All the data below goes into the copy word for word, but the pictures don't.

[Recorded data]
-- Begin --

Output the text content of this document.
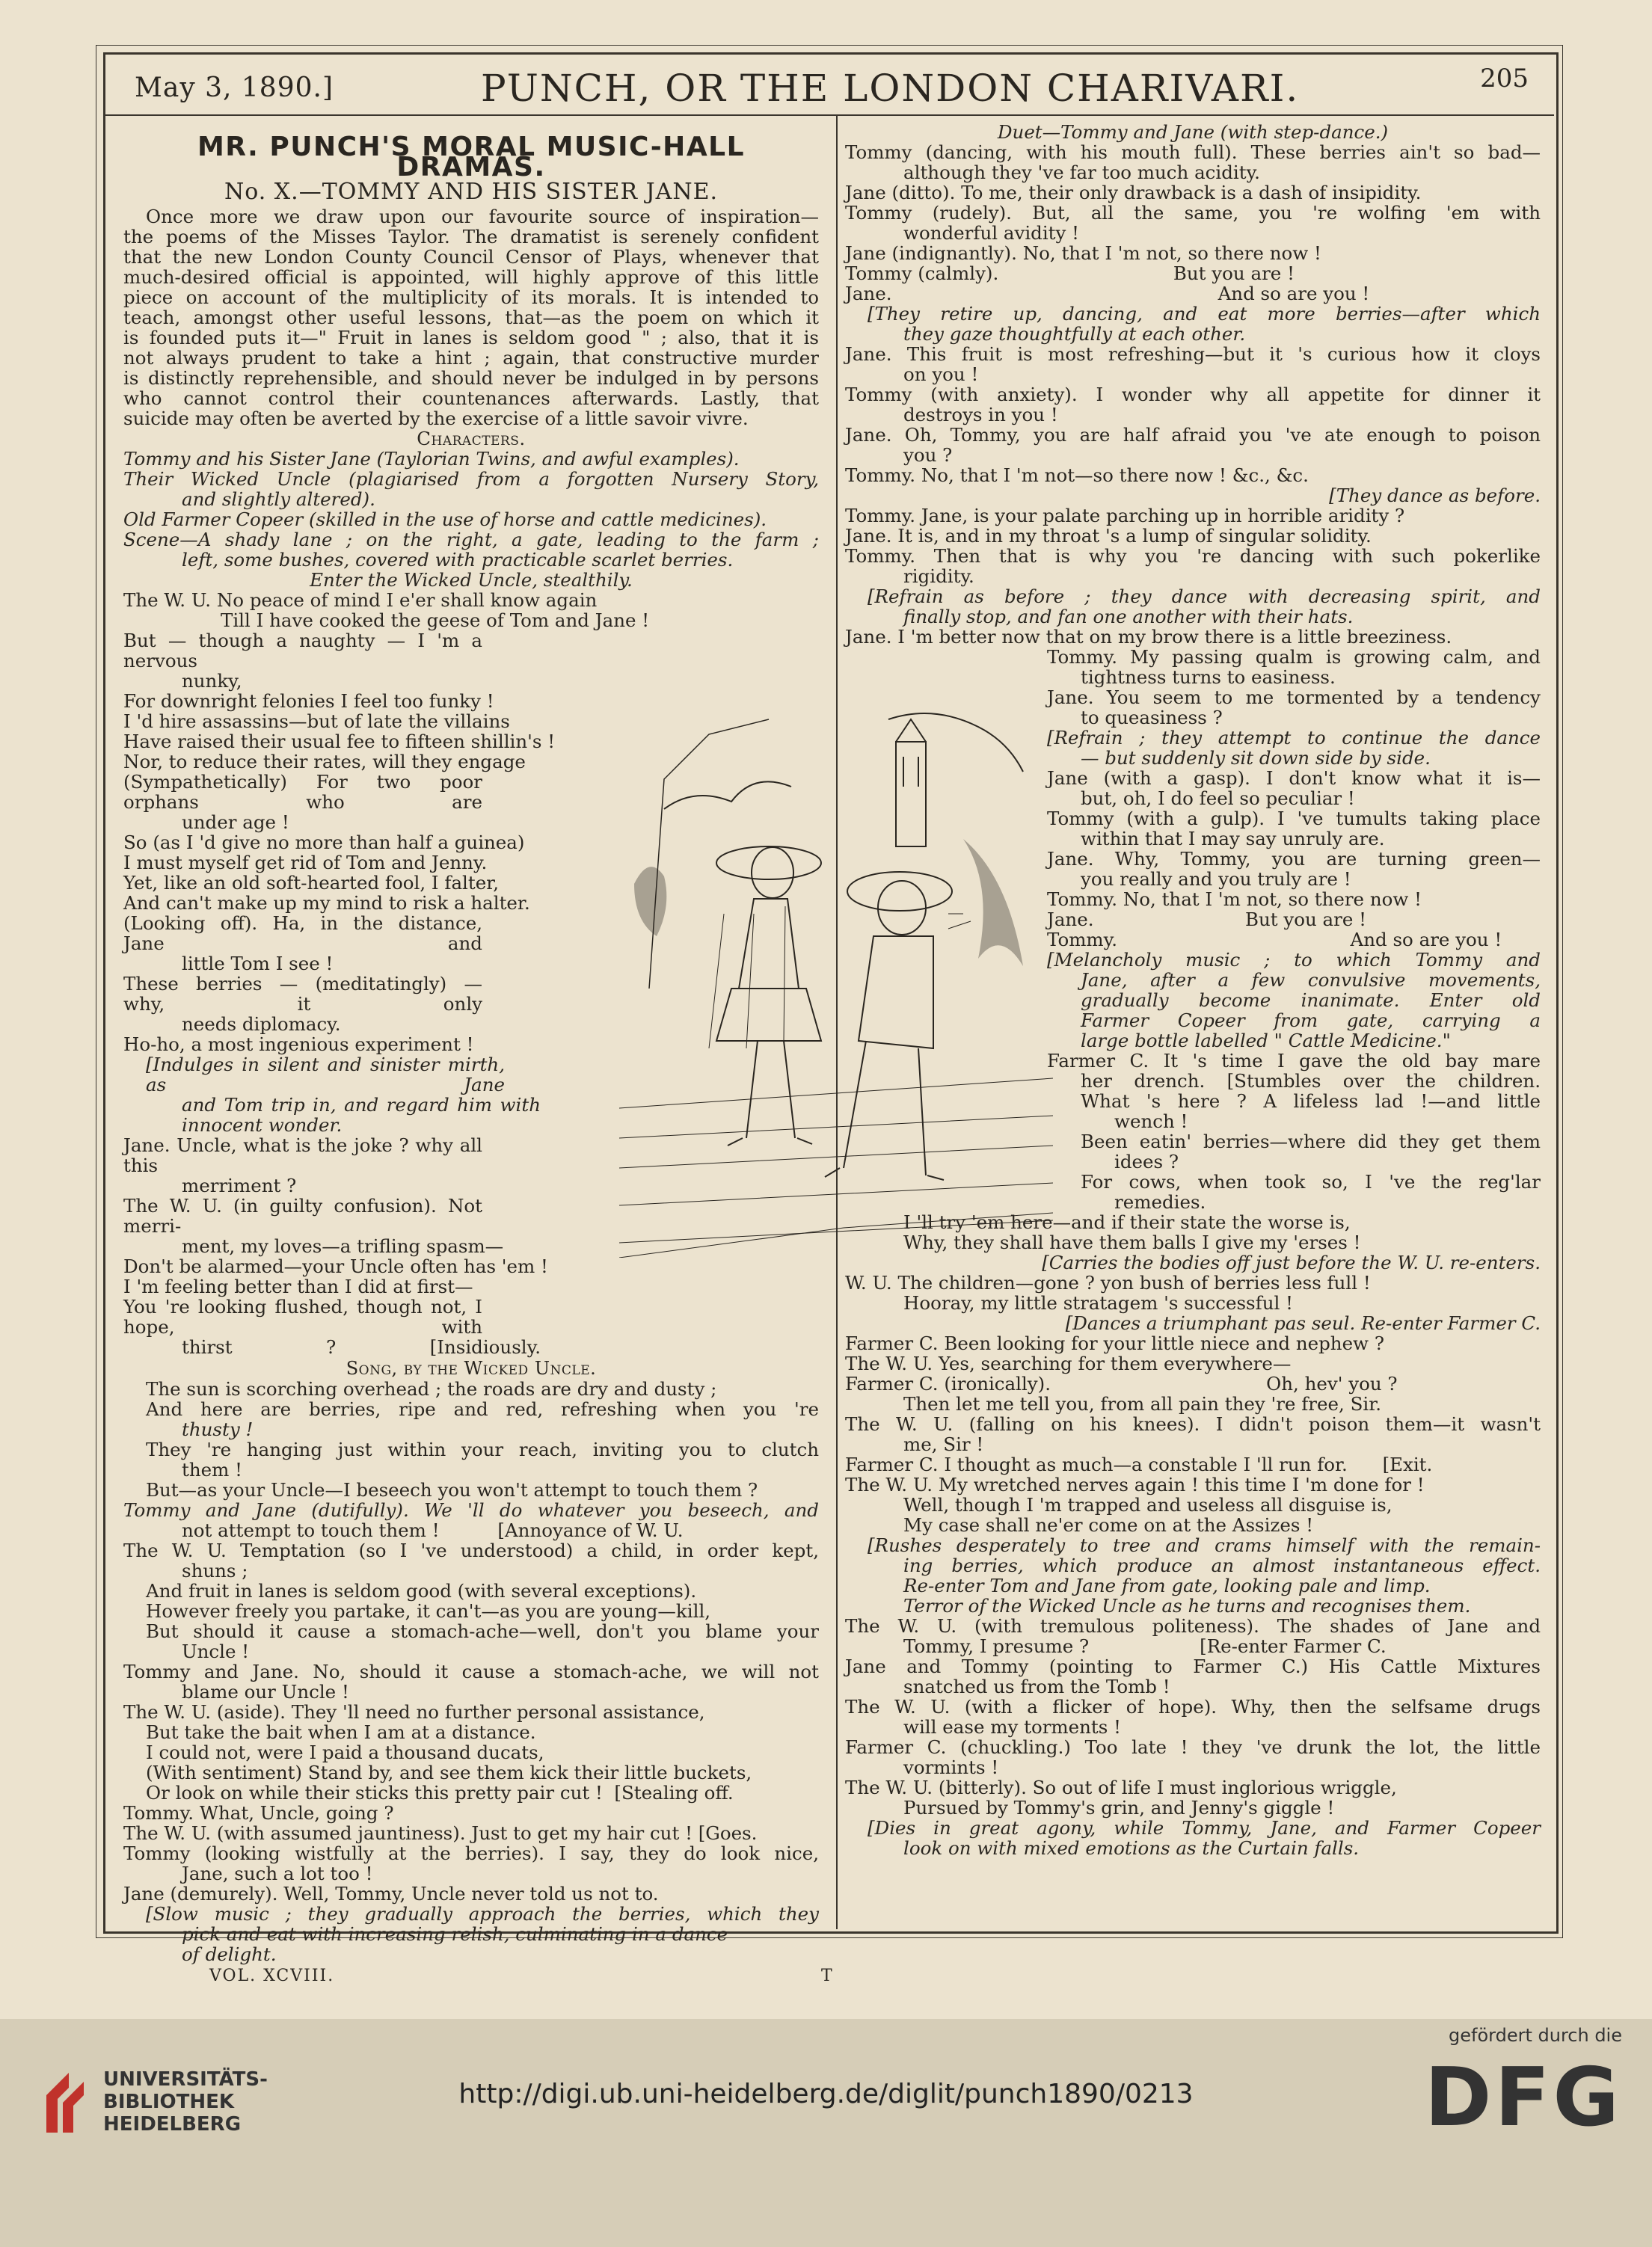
May 3, 1890.]	PUNCH, OR THE LONDON CHARIVARI.	205
MR. PUNCH'S MORAL MUSIC-HALL DRAMAS.
No. X.—TOMMY AND HIS SISTER JANE.
Once more we draw upon our favourite source of inspiration—
the poems of the Misses Taylor. The dramatist is serenely confident
that the new London County Council Censor of Plays, whenever that
much-desired official is appointed, will highly approve of this little
piece on account of the multiplicity of its morals. It is intended to
teach, amongst other useful lessons, that—as the poem on which it
is founded puts it—" Fruit in lanes is seldom good " ; also, that it is
not always prudent to take a hint ; again, that constructive murder
is distinctly reprehensible, and should never be indulged in by persons
who cannot control their countenances afterwards. Lastly, that
suicide may often be averted by the exercise of a little savoir vivre.
Characters.
Tommy and his Sister Jane (Taylorian Twins, and awful examples).
Their Wicked Uncle (plagiarised from a forgotten Nursery Story,
and slightly altered).
Old Farmer Copeer (skilled in the use of horse and cattle medicines).
Scene—A shady lane ; on the right, a gate, leading to the farm ;
left, some bushes, covered with practicable scarlet berries.
Enter the Wicked Uncle, stealthily.
The W. U. No peace of mind I e'er shall know again
Till I have cooked the geese of Tom and Jane !
But — though a naughty — I 'm a nervous
nunky,
For downright felonies I feel too funky !
I 'd hire assassins—but of late the villains
Have raised their usual fee to fifteen shillin's !
Nor, to reduce their rates, will they engage
(Sympathetically) For two poor orphans who are
under age !
So (as I 'd give no more than half a guinea)
I must myself get rid of Tom and Jenny.
Yet, like an old soft-hearted fool, I falter,
And can't make up my mind to risk a halter.
(Looking off). Ha, in the distance, Jane and
little Tom I see !
These berries — (meditatingly) — why, it only
needs diplomacy.
Ho-ho, a most ingenious experiment !
[Indulges in silent and sinister mirth, as Jane
and Tom trip in, and regard him with
innocent wonder.
Jane. Uncle, what is the joke ? why all this
merriment ?
The W. U. (in guilty confusion). Not merri-
ment, my loves—a trifling spasm—
Don't be alarmed—your Uncle often has 'em !
I 'm feeling better than I did at first—
You 're looking flushed, though not, I hope, with
thirst ? [Insidiously.
Song, by the Wicked Uncle.
The sun is scorching overhead ; the roads are dry and dusty ;
And here are berries, ripe and red, refreshing when you 're
thusty !
They 're hanging just within your reach, inviting you to clutch
them !
But—as your Uncle—I beseech you won't attempt to touch them ?
Tommy and Jane (dutifully). We 'll do whatever you beseech, and
not attempt to touch them !          [Annoyance of W. U.
The W. U. Temptation (so I 've understood) a child, in order kept,
shuns ;
And fruit in lanes is seldom good (with several exceptions).
However freely you partake, it can't—as you are young—kill,
But should it cause a stomach-ache—well, don't you blame your
Uncle !
Tommy and Jane. No, should it cause a stomach-ache, we will not
blame our Uncle !
The W. U. (aside). They 'll need no further personal assistance,
But take the bait when I am at a distance.
I could not, were I paid a thousand ducats,
(With sentiment) Stand by, and see them kick their little buckets,
Or look on while their sticks this pretty pair cut !  [Stealing off.
Tommy. What, Uncle, going ?
The W. U. (with assumed jauntiness). Just to get my hair cut ! [Goes.
Tommy (looking wistfully at the berries). I say, they do look nice,
Jane, such a lot too !
Jane (demurely). Well, Tommy, Uncle never told us not to.
[Slow music ; they gradually approach the berries, which they
pick and eat with increasing relish, culminating in a dance
of delight.
Duet—Tommy and Jane (with step-dance.)
Tommy (dancing, with his mouth full). These berries ain't so bad—
although they 've far too much acidity.
Jane (ditto). To me, their only drawback is a dash of insipidity.
Tommy (rudely). But, all the same, you 're wolfing 'em with
wonderful avidity !
Jane (indignantly). No, that I 'm not, so there now !
Tommy (calmly).                              But you are !
Jane.                                                        And so are you !
[They retire up, dancing, and eat more berries—after which
they gaze thoughtfully at each other.
Jane. This fruit is most refreshing—but it 's curious how it cloys
on you !
Tommy (with anxiety). I wonder why all appetite for dinner it
destroys in you !
Jane. Oh, Tommy, you are half afraid you 've ate enough to poison
you ?
Tommy. No, that I 'm not—so there now ! &c., &c.
[They dance as before.
Tommy. Jane, is your palate parching up in horrible aridity ?
Jane. It is, and in my throat 's a lump of singular solidity.
Tommy. Then that is why you 're dancing with such pokerlike
rigidity.
[Refrain as before ; they dance with decreasing spirit, and
finally stop, and fan one another with their hats.
Jane. I 'm better now that on my brow there is a little breeziness.
Tommy. My passing qualm is growing calm, and
tightness turns to easiness.
Jane. You seem to me tormented by a tendency
to queasiness ?
[Refrain ; they attempt to continue the dance
— but suddenly sit down side by side.
Jane (with a gasp). I don't know what it is—
but, oh, I do feel so peculiar !
Tommy (with a gulp). I 've tumults taking place
within that I may say unruly are.
Jane. Why, Tommy, you are turning green—
you really and you truly are !
Tommy. No, that I 'm not, so there now !
Jane.                          But you are !
Tommy.                                        And so are you !
[Melancholy music ; to which Tommy and
Jane, after a few convulsive movements,
gradually become inanimate. Enter old
Farmer Copeer from gate, carrying a
large bottle labelled " Cattle Medicine."
Farmer C. It 's time I gave the old bay mare
her drench. [Stumbles over the children.
What 's here ? A lifeless lad !—and little
wench !
Been eatin' berries—where did they get them
idees ?
For cows, when took so, I 've the reg'lar
remedies.
I 'll try 'em here—and if their state the worse is,
Why, they shall have them balls I give my 'erses !
[Carries the bodies off just before the W. U. re-enters.
W. U. The children—gone ? yon bush of berries less full !
Hooray, my little stratagem 's successful !
[Dances a triumphant pas seul. Re-enter Farmer C.
Farmer C. Been looking for your little niece and nephew ?
The W. U. Yes, searching for them everywhere—
Farmer C. (ironically).                                     Oh, hev' you ?
Then let me tell you, from all pain they 're free, Sir.
The W. U. (falling on his knees). I didn't poison them—it wasn't
me, Sir !
Farmer C. I thought as much—a constable I 'll run for.      [Exit.
The W. U. My wretched nerves again ! this time I 'm done for !
Well, though I 'm trapped and useless all disguise is,
My case shall ne'er come on at the Assizes !
[Rushes desperately to tree and crams himself with the remain-
ing berries, which produce an almost instantaneous effect.
Re-enter Tom and Jane from gate, looking pale and limp.
Terror of the Wicked Uncle as he turns and recognises them.
The W. U. (with tremulous politeness). The shades of Jane and
Tommy, I presume ?                   [Re-enter Farmer C.
Jane and Tommy (pointing to Farmer C.) His Cattle Mixtures
snatched us from the Tomb !
The W. U. (with a flicker of hope). Why, then the selfsame drugs
will ease my torments !
Farmer C. (chuckling.) Too late ! they 've drunk the lot, the little
vormints !
The W. U. (bitterly). So out of life I must inglorious wriggle,
Pursued by Tommy's grin, and Jenny's giggle !
[Dies in great agony, while Tommy, Jane, and Farmer Copeer
look on with mixed emotions as the Curtain falls.
VOL. XCVIII.	T
UNIVERSITÄTS-
BIBLIOTHEK
HEIDELBERG
http://digi.ub.uni-heidelberg.de/diglit/punch1890/0213
gefördert durch die
DFG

-- End --

Correct output =>
Output the text content of this document.
May 3, 1890.]	PUNCH, OR THE LONDON CHARIVARI.	205
MR. PUNCH'S MORAL MUSIC-HALL DRAMAS.
No. X.—TOMMY AND HIS SISTER JANE.
Once more we draw upon our favourite source of inspiration—
the poems of the Misses Taylor. The dramatist is serenely confident
that the new London County Council Censor of Plays, whenever that
much-desired official is appointed, will highly approve of this little
piece on account of the multiplicity of its morals. It is intended to
teach, amongst other useful lessons, that—as the poem on which it
is founded puts it—" Fruit in lanes is seldom good " ; also, that it is
not always prudent to take a hint ; again, that constructive murder
is distinctly reprehensible, and should never be indulged in by persons
who cannot control their countenances afterwards. Lastly, that
suicide may often be averted by the exercise of a little savoir vivre.
Characters.
Tommy and his Sister Jane (Taylorian Twins, and awful examples).
Their Wicked Uncle (plagiarised from a forgotten Nursery Story,
and slightly altered).
Old Farmer Copeer (skilled in the use of horse and cattle medicines).
Scene—A shady lane ; on the right, a gate, leading to the farm ;
left, some bushes, covered with practicable scarlet berries.
Enter the Wicked Uncle, stealthily.
The W. U. No peace of mind I e'er shall know again
Till I have cooked the geese of Tom and Jane !
But — though a naughty — I 'm a nervous
nunky,
For downright felonies I feel too funky !
I 'd hire assassins—but of late the villains
Have raised their usual fee to fifteen shillin's !
Nor, to reduce their rates, will they engage
(Sympathetically) For two poor orphans who are
under age !
So (as I 'd give no more than half a guinea)
I must myself get rid of Tom and Jenny.
Yet, like an old soft-hearted fool, I falter,
And can't make up my mind to risk a halter.
(Looking off). Ha, in the distance, Jane and
little Tom I see !
These berries — (meditatingly) — why, it only
needs diplomacy.
Ho-ho, a most ingenious experiment !
[Indulges in silent and sinister mirth, as Jane
and Tom trip in, and regard him with
innocent wonder.
Jane. Uncle, what is the joke ? why all this
merriment ?
The W. U. (in guilty confusion). Not merri-
ment, my loves—a trifling spasm—
Don't be alarmed—your Uncle often has 'em !
I 'm feeling better than I did at first—
You 're looking flushed, though not, I hope, with
thirst ? [Insidiously.
Song, by the Wicked Uncle.
The sun is scorching overhead ; the roads are dry and dusty ;
And here are berries, ripe and red, refreshing when you 're
thusty !
They 're hanging just within your reach, inviting you to clutch
them !
But—as your Uncle—I beseech you won't attempt to touch them ?
Tommy and Jane (dutifully). We 'll do whatever you beseech, and
not attempt to touch them !          [Annoyance of W. U.
The W. U. Temptation (so I 've understood) a child, in order kept,
shuns ;
And fruit in lanes is seldom good (with several exceptions).
However freely you partake, it can't—as you are young—kill,
But should it cause a stomach-ache—well, don't you blame your
Uncle !
Tommy and Jane. No, should it cause a stomach-ache, we will not
blame our Uncle !
The W. U. (aside). They 'll need no further personal assistance,
But take the bait when I am at a distance.
I could not, were I paid a thousand ducats,
(With sentiment) Stand by, and see them kick their little buckets,
Or look on while their sticks this pretty pair cut !  [Stealing off.
Tommy. What, Uncle, going ?
The W. U. (with assumed jauntiness). Just to get my hair cut ! [Goes.
Tommy (looking wistfully at the berries). I say, they do look nice,
Jane, such a lot too !
Jane (demurely). Well, Tommy, Uncle never told us not to.
[Slow music ; they gradually approach the berries, which they
pick and eat with increasing relish, culminating in a dance
of delight.
Duet—Tommy and Jane (with step-dance.)
Tommy (dancing, with his mouth full). These berries ain't so bad—
although they 've far too much acidity.
Jane (ditto). To me, their only drawback is a dash of insipidity.
Tommy (rudely). But, all the same, you 're wolfing 'em with
wonderful avidity !
Jane (indignantly). No, that I 'm not, so there now !
Tommy (calmly).                              But you are !
Jane.                                                        And so are you !
[They retire up, dancing, and eat more berries—after which
they gaze thoughtfully at each other.
Jane. This fruit is most refreshing—but it 's curious how it cloys
on you !
Tommy (with anxiety). I wonder why all appetite for dinner it
destroys in you !
Jane. Oh, Tommy, you are half afraid you 've ate enough to poison
you ?
Tommy. No, that I 'm not—so there now ! &c., &c.
[They dance as before.
Tommy. Jane, is your palate parching up in horrible aridity ?
Jane. It is, and in my throat 's a lump of singular solidity.
Tommy. Then that is why you 're dancing with such pokerlike
rigidity.
[Refrain as before ; they dance with decreasing spirit, and
finally stop, and fan one another with their hats.
Jane. I 'm better now that on my brow there is a little breeziness.
Tommy. My passing qualm is growing calm, and
tightness turns to easiness.
Jane. You seem to me tormented by a tendency
to queasiness ?
[Refrain ; they attempt to continue the dance
— but suddenly sit down side by side.
Jane (with a gasp). I don't know what it is—
but, oh, I do feel so peculiar !
Tommy (with a gulp). I 've tumults taking place
within that I may say unruly are.
Jane. Why, Tommy, you are turning green—
you really and you truly are !
Tommy. No, that I 'm not, so there now !
Jane.                          But you are !
Tommy.                                        And so are you !
[Melancholy music ; to which Tommy and
Jane, after a few convulsive movements,
gradually become inanimate. Enter old
Farmer Copeer from gate, carrying a
large bottle labelled " Cattle Medicine."
Farmer C. It 's time I gave the old bay mare
her drench. [Stumbles over the children.
What 's here ? A lifeless lad !—and little
wench !
Been eatin' berries—where did they get them
idees ?
For cows, when took so, I 've the reg'lar
remedies.
I 'll try 'em here—and if their state the worse is,
Why, they shall have them balls I give my 'erses !
[Carries the bodies off just before the W. U. re-enters.
W. U. The children—gone ? yon bush of berries less full !
Hooray, my little stratagem 's successful !
[Dances a triumphant pas seul. Re-enter Farmer C.
Farmer C. Been looking for your little niece and nephew ?
The W. U. Yes, searching for them everywhere—
Farmer C. (ironically).                                     Oh, hev' you ?
Then let me tell you, from all pain they 're free, Sir.
The W. U. (falling on his knees). I didn't poison them—it wasn't
me, Sir !
Farmer C. I thought as much—a constable I 'll run for.      [Exit.
The W. U. My wretched nerves again ! this time I 'm done for !
Well, though I 'm trapped and useless all disguise is,
My case shall ne'er come on at the Assizes !
[Rushes desperately to tree and crams himself with the remain-
ing berries, which produce an almost instantaneous effect.
Re-enter Tom and Jane from gate, looking pale and limp.
Terror of the Wicked Uncle as he turns and recognises them.
The W. U. (with tremulous politeness). The shades of Jane and
Tommy, I presume ?                   [Re-enter Farmer C.
Jane and Tommy (pointing to Farmer C.) His Cattle Mixtures
snatched us from the Tomb !
The W. U. (with a flicker of hope). Why, then the selfsame drugs
will ease my torments !
Farmer C. (chuckling.) Too late ! they 've drunk the lot, the little
vormints !
The W. U. (bitterly). So out of life I must inglorious wriggle,
Pursued by Tommy's grin, and Jenny's giggle !
[Dies in great agony, while Tommy, Jane, and Farmer Copeer
look on with mixed emotions as the Curtain falls.
VOL. XCVIII.	T
UNIVERSITÄTS-
BIBLIOTHEK
HEIDELBERG
http://digi.ub.uni-heidelberg.de/diglit/punch1890/0213
gefördert durch die
DFG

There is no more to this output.